--- Begin Excerpted data ---
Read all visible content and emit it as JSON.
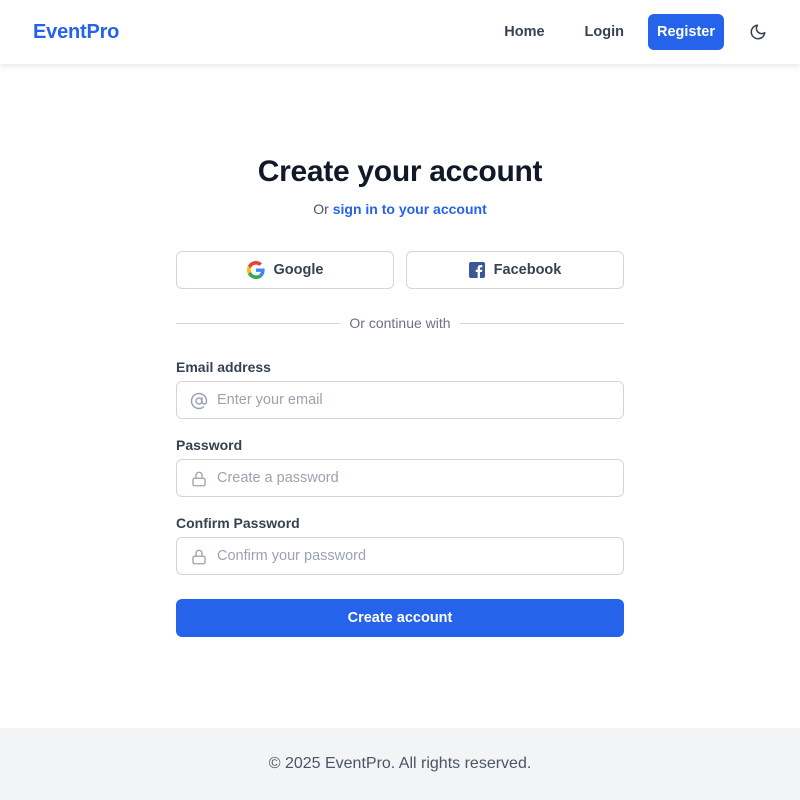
{
  "header": {
    "brand": "EventPro",
    "nav": {
      "home": "Home",
      "login": "Login",
      "register": "Register"
    },
    "theme_toggle_icon": "moon-icon"
  },
  "main": {
    "title": "Create your account",
    "subtitle_prefix": "Or",
    "subtitle_link": "sign in to your account",
    "social": {
      "google": {
        "label": "Google",
        "icon": "google-icon"
      },
      "facebook": {
        "label": "Facebook",
        "icon": "facebook-icon"
      }
    },
    "divider_text": "Or continue with",
    "form": {
      "email": {
        "label": "Email address",
        "placeholder": "Enter your email",
        "value": "",
        "icon": "at-sign-icon"
      },
      "password": {
        "label": "Password",
        "placeholder": "Create a password",
        "value": "",
        "icon": "lock-icon"
      },
      "confirm_password": {
        "label": "Confirm Password",
        "placeholder": "Confirm your password",
        "value": "",
        "icon": "lock-icon"
      },
      "submit_label": "Create account"
    }
  },
  "footer": {
    "text": "© 2025 EventPro. All rights reserved."
  },
  "colors": {
    "accent": "#2563eb",
    "heading": "#111827",
    "muted": "#6b7280",
    "border": "#d1d5db",
    "footer_bg": "#f3f4f6",
    "facebook": "#3b5998"
  }
}
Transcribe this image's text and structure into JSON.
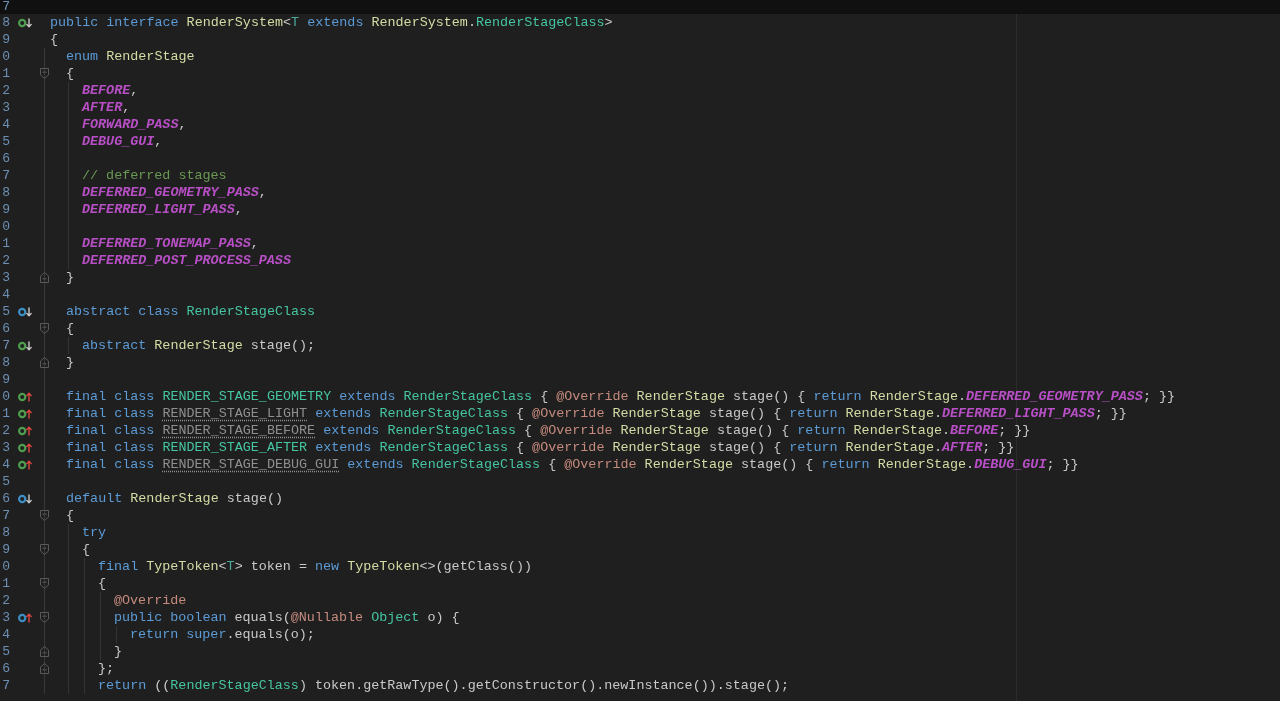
{
  "editor": {
    "lines": [
      {
        "number": "7"
      },
      {
        "number": "8",
        "marker": {
          "kind": "implemented",
          "color": "#4f9d4f"
        },
        "tokens": [
          {
            "text": "public interface ",
            "kind": "keyword"
          },
          {
            "text": "RenderSystem",
            "kind": "type"
          },
          {
            "text": "<",
            "kind": "plain"
          },
          {
            "text": "T",
            "kind": "type-param"
          },
          {
            "text": " extends ",
            "kind": "keyword"
          },
          {
            "text": "RenderSystem",
            "kind": "type"
          },
          {
            "text": ".",
            "kind": "plain"
          },
          {
            "text": "RenderStageClass",
            "kind": "type-ref"
          },
          {
            "text": ">",
            "kind": "plain"
          }
        ]
      },
      {
        "number": "9",
        "tokens": [
          {
            "text": "{",
            "kind": "plain"
          }
        ],
        "children": [
          {
            "number": "0",
            "tokens": [
              {
                "text": "enum ",
                "kind": "keyword"
              },
              {
                "text": "RenderStage",
                "kind": "type"
              }
            ]
          },
          {
            "number": "1",
            "fold": {
              "kind": "start"
            },
            "tokens": [
              {
                "text": "{",
                "kind": "plain"
              }
            ],
            "children": [
              {
                "number": "2",
                "tokens": [
                  {
                    "text": "BEFORE",
                    "kind": "enum-constant"
                  },
                  {
                    "text": ",",
                    "kind": "plain"
                  }
                ]
              },
              {
                "number": "3",
                "tokens": [
                  {
                    "text": "AFTER",
                    "kind": "enum-constant"
                  },
                  {
                    "text": ",",
                    "kind": "plain"
                  }
                ]
              },
              {
                "number": "4",
                "tokens": [
                  {
                    "text": "FORWARD_PASS",
                    "kind": "enum-constant"
                  },
                  {
                    "text": ",",
                    "kind": "plain"
                  }
                ]
              },
              {
                "number": "5",
                "tokens": [
                  {
                    "text": "DEBUG_GUI",
                    "kind": "enum-constant"
                  },
                  {
                    "text": ",",
                    "kind": "plain"
                  }
                ]
              },
              {
                "number": "6"
              },
              {
                "number": "7",
                "tokens": [
                  {
                    "text": "// deferred stages",
                    "kind": "comment"
                  }
                ]
              },
              {
                "number": "8",
                "tokens": [
                  {
                    "text": "DEFERRED_GEOMETRY_PASS",
                    "kind": "enum-constant"
                  },
                  {
                    "text": ",",
                    "kind": "plain"
                  }
                ]
              },
              {
                "number": "9",
                "tokens": [
                  {
                    "text": "DEFERRED_LIGHT_PASS",
                    "kind": "enum-constant"
                  },
                  {
                    "text": ",",
                    "kind": "plain"
                  }
                ]
              },
              {
                "number": "0"
              },
              {
                "number": "1",
                "tokens": [
                  {
                    "text": "DEFERRED_TONEMAP_PASS",
                    "kind": "enum-constant"
                  },
                  {
                    "text": ",",
                    "kind": "plain"
                  }
                ]
              },
              {
                "number": "2",
                "tokens": [
                  {
                    "text": "DEFERRED_POST_PROCESS_PASS",
                    "kind": "enum-constant"
                  }
                ]
              }
            ]
          },
          {
            "number": "3",
            "fold": {
              "kind": "end"
            },
            "tokens": [
              {
                "text": "}",
                "kind": "plain"
              }
            ]
          },
          {
            "number": "4"
          },
          {
            "number": "5",
            "marker": {
              "kind": "implemented",
              "color": "#3d8ec4"
            },
            "tokens": [
              {
                "text": "abstract class ",
                "kind": "keyword"
              },
              {
                "text": "RenderStageClass",
                "kind": "type-ref"
              }
            ]
          },
          {
            "number": "6",
            "fold": {
              "kind": "start"
            },
            "tokens": [
              {
                "text": "{",
                "kind": "plain"
              }
            ],
            "children": [
              {
                "number": "7",
                "marker": {
                  "kind": "implemented",
                  "color": "#4f9d4f"
                },
                "tokens": [
                  {
                    "text": "abstract ",
                    "kind": "keyword"
                  },
                  {
                    "text": "RenderStage",
                    "kind": "type"
                  },
                  {
                    "text": " stage();",
                    "kind": "plain"
                  }
                ]
              }
            ]
          },
          {
            "number": "8",
            "fold": {
              "kind": "end"
            },
            "tokens": [
              {
                "text": "}",
                "kind": "plain"
              }
            ]
          },
          {
            "number": "9"
          },
          {
            "number": "0",
            "marker": {
              "kind": "overriding",
              "color": "#4f9d4f"
            },
            "tokens": [
              {
                "text": "final class ",
                "kind": "keyword"
              },
              {
                "text": "RENDER_STAGE_GEOMETRY",
                "kind": "type-ref"
              },
              {
                "text": " extends ",
                "kind": "keyword"
              },
              {
                "text": "RenderStageClass",
                "kind": "type-ref"
              },
              {
                "text": " { ",
                "kind": "plain"
              },
              {
                "text": "@Override",
                "kind": "annotation"
              },
              {
                "text": " RenderStage",
                "kind": "type"
              },
              {
                "text": " stage() { ",
                "kind": "plain"
              },
              {
                "text": "return",
                "kind": "keyword"
              },
              {
                "text": " RenderStage",
                "kind": "type"
              },
              {
                "text": ".",
                "kind": "plain"
              },
              {
                "text": "DEFERRED_GEOMETRY_PASS",
                "kind": "enum-constant"
              },
              {
                "text": "; }}",
                "kind": "plain"
              }
            ]
          },
          {
            "number": "1",
            "marker": {
              "kind": "overriding",
              "color": "#4f9d4f"
            },
            "tokens": [
              {
                "text": "final class ",
                "kind": "keyword"
              },
              {
                "text": "RENDER_STAGE_LIGHT",
                "kind": "unused"
              },
              {
                "text": " extends ",
                "kind": "keyword"
              },
              {
                "text": "RenderStageClass",
                "kind": "type-ref"
              },
              {
                "text": " { ",
                "kind": "plain"
              },
              {
                "text": "@Override",
                "kind": "annotation"
              },
              {
                "text": " RenderStage",
                "kind": "type"
              },
              {
                "text": " stage() { ",
                "kind": "plain"
              },
              {
                "text": "return",
                "kind": "keyword"
              },
              {
                "text": " RenderStage",
                "kind": "type"
              },
              {
                "text": ".",
                "kind": "plain"
              },
              {
                "text": "DEFERRED_LIGHT_PASS",
                "kind": "enum-constant"
              },
              {
                "text": "; }}",
                "kind": "plain"
              }
            ]
          },
          {
            "number": "2",
            "marker": {
              "kind": "overriding",
              "color": "#4f9d4f"
            },
            "tokens": [
              {
                "text": "final class ",
                "kind": "keyword"
              },
              {
                "text": "RENDER_STAGE_BEFORE",
                "kind": "unused"
              },
              {
                "text": " extends ",
                "kind": "keyword"
              },
              {
                "text": "RenderStageClass",
                "kind": "type-ref"
              },
              {
                "text": " { ",
                "kind": "plain"
              },
              {
                "text": "@Override",
                "kind": "annotation"
              },
              {
                "text": " RenderStage",
                "kind": "type"
              },
              {
                "text": " stage() { ",
                "kind": "plain"
              },
              {
                "text": "return",
                "kind": "keyword"
              },
              {
                "text": " RenderStage",
                "kind": "type"
              },
              {
                "text": ".",
                "kind": "plain"
              },
              {
                "text": "BEFORE",
                "kind": "enum-constant"
              },
              {
                "text": "; }}",
                "kind": "plain"
              }
            ]
          },
          {
            "number": "3",
            "marker": {
              "kind": "overriding",
              "color": "#4f9d4f"
            },
            "tokens": [
              {
                "text": "final class ",
                "kind": "keyword"
              },
              {
                "text": "RENDER_STAGE_AFTER",
                "kind": "type-ref"
              },
              {
                "text": " extends ",
                "kind": "keyword"
              },
              {
                "text": "RenderStageClass",
                "kind": "type-ref"
              },
              {
                "text": " { ",
                "kind": "plain"
              },
              {
                "text": "@Override",
                "kind": "annotation"
              },
              {
                "text": " RenderStage",
                "kind": "type"
              },
              {
                "text": " stage() { ",
                "kind": "plain"
              },
              {
                "text": "return",
                "kind": "keyword"
              },
              {
                "text": " RenderStage",
                "kind": "type"
              },
              {
                "text": ".",
                "kind": "plain"
              },
              {
                "text": "AFTER",
                "kind": "enum-constant"
              },
              {
                "text": "; }}",
                "kind": "plain"
              }
            ]
          },
          {
            "number": "4",
            "marker": {
              "kind": "overriding",
              "color": "#4f9d4f"
            },
            "tokens": [
              {
                "text": "final class ",
                "kind": "keyword"
              },
              {
                "text": "RENDER_STAGE_DEBUG_GUI",
                "kind": "unused"
              },
              {
                "text": " extends ",
                "kind": "keyword"
              },
              {
                "text": "RenderStageClass",
                "kind": "type-ref"
              },
              {
                "text": " { ",
                "kind": "plain"
              },
              {
                "text": "@Override",
                "kind": "annotation"
              },
              {
                "text": " RenderStage",
                "kind": "type"
              },
              {
                "text": " stage() { ",
                "kind": "plain"
              },
              {
                "text": "return",
                "kind": "keyword"
              },
              {
                "text": " RenderStage",
                "kind": "type"
              },
              {
                "text": ".",
                "kind": "plain"
              },
              {
                "text": "DEBUG_GUI",
                "kind": "enum-constant"
              },
              {
                "text": "; }}",
                "kind": "plain"
              }
            ]
          },
          {
            "number": "5"
          },
          {
            "number": "6",
            "marker": {
              "kind": "implemented",
              "color": "#3d8ec4"
            },
            "tokens": [
              {
                "text": "default ",
                "kind": "keyword"
              },
              {
                "text": "RenderStage",
                "kind": "type"
              },
              {
                "text": " stage()",
                "kind": "plain"
              }
            ]
          },
          {
            "number": "7",
            "fold": {
              "kind": "start"
            },
            "tokens": [
              {
                "text": "{",
                "kind": "plain"
              }
            ],
            "children": [
              {
                "number": "8",
                "tokens": [
                  {
                    "text": "try",
                    "kind": "keyword"
                  }
                ]
              },
              {
                "number": "9",
                "fold": {
                  "kind": "start"
                },
                "tokens": [
                  {
                    "text": "{",
                    "kind": "plain"
                  }
                ],
                "children": [
                  {
                    "number": "0",
                    "tokens": [
                      {
                        "text": "final ",
                        "kind": "keyword"
                      },
                      {
                        "text": "TypeToken",
                        "kind": "type"
                      },
                      {
                        "text": "<",
                        "kind": "plain"
                      },
                      {
                        "text": "T",
                        "kind": "type-param"
                      },
                      {
                        "text": "> token = ",
                        "kind": "plain"
                      },
                      {
                        "text": "new",
                        "kind": "keyword"
                      },
                      {
                        "text": " TypeToken",
                        "kind": "type"
                      },
                      {
                        "text": "<>(getClass())",
                        "kind": "plain"
                      }
                    ]
                  },
                  {
                    "number": "1",
                    "fold": {
                      "kind": "start"
                    },
                    "tokens": [
                      {
                        "text": "{",
                        "kind": "plain"
                      }
                    ],
                    "children": [
                      {
                        "number": "2",
                        "tokens": [
                          {
                            "text": "@Override",
                            "kind": "annotation"
                          }
                        ]
                      },
                      {
                        "number": "3",
                        "marker": {
                          "kind": "overriding",
                          "color": "#3d8ec4"
                        },
                        "fold": {
                          "kind": "start"
                        },
                        "tokens": [
                          {
                            "text": "public boolean",
                            "kind": "keyword"
                          },
                          {
                            "text": " equals(",
                            "kind": "plain"
                          },
                          {
                            "text": "@Nullable",
                            "kind": "annotation"
                          },
                          {
                            "text": " Object",
                            "kind": "type-ref"
                          },
                          {
                            "text": " o) {",
                            "kind": "plain"
                          }
                        ],
                        "children": [
                          {
                            "number": "4",
                            "tokens": [
                              {
                                "text": "return super",
                                "kind": "keyword"
                              },
                              {
                                "text": ".equals(o);",
                                "kind": "plain"
                              }
                            ]
                          }
                        ]
                      },
                      {
                        "number": "5",
                        "fold": {
                          "kind": "end"
                        },
                        "tokens": [
                          {
                            "text": "}",
                            "kind": "plain"
                          }
                        ]
                      }
                    ]
                  },
                  {
                    "number": "6",
                    "fold": {
                      "kind": "end"
                    },
                    "tokens": [
                      {
                        "text": "};",
                        "kind": "plain"
                      }
                    ]
                  },
                  {
                    "number": "7",
                    "tokens": [
                      {
                        "text": "return ",
                        "kind": "keyword"
                      },
                      {
                        "text": "((",
                        "kind": "plain"
                      },
                      {
                        "text": "RenderStageClass",
                        "kind": "type-ref"
                      },
                      {
                        "text": ") token.getRawType().getConstructor().newInstance()).stage();",
                        "kind": "plain"
                      }
                    ]
                  }
                ]
              }
            ]
          }
        ]
      }
    ]
  }
}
--- End Excerpted data ---
[Problem requirements] Report the number of lines in the listing above that include the word "children", and nothing else.

[Response] 7